→ Records supplied
★ ★ ★ ★ ★ ★ ★

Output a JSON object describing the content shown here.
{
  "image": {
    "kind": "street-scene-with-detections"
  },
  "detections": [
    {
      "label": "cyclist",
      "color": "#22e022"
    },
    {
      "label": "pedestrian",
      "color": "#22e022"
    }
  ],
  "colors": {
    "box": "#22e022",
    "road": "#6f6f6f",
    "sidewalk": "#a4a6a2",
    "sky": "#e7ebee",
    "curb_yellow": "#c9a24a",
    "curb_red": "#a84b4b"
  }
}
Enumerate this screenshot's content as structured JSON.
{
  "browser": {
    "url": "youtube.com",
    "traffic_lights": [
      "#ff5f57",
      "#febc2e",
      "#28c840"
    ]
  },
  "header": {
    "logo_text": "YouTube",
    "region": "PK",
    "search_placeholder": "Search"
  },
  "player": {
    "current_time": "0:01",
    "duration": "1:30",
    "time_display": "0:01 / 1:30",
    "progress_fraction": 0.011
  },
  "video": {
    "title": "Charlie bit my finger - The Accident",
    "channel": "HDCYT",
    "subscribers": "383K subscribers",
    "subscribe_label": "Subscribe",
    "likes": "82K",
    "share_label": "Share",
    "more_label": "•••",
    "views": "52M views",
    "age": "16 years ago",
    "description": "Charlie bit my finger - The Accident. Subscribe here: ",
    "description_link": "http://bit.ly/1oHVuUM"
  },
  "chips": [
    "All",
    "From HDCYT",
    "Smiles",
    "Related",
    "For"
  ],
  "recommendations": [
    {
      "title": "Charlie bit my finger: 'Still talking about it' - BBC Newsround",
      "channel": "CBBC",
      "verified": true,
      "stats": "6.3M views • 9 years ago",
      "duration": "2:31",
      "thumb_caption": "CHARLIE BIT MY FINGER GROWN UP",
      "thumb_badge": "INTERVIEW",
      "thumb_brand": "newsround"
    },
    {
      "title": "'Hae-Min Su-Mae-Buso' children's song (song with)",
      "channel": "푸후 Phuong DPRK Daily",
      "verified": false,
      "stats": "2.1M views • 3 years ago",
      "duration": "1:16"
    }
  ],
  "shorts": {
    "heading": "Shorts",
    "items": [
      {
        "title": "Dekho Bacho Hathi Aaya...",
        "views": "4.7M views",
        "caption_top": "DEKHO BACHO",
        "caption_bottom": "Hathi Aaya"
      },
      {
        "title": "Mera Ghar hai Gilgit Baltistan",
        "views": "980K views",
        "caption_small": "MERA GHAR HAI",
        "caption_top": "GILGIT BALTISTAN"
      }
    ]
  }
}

★ ★ ★ ★ ★ ★ ★

→ Problem details
Copy out every line that includes the word "Aaya".

→ Task output
        "title": "Dekho Bacho Hathi Aaya...",
        "caption_bottom": "Hathi Aaya"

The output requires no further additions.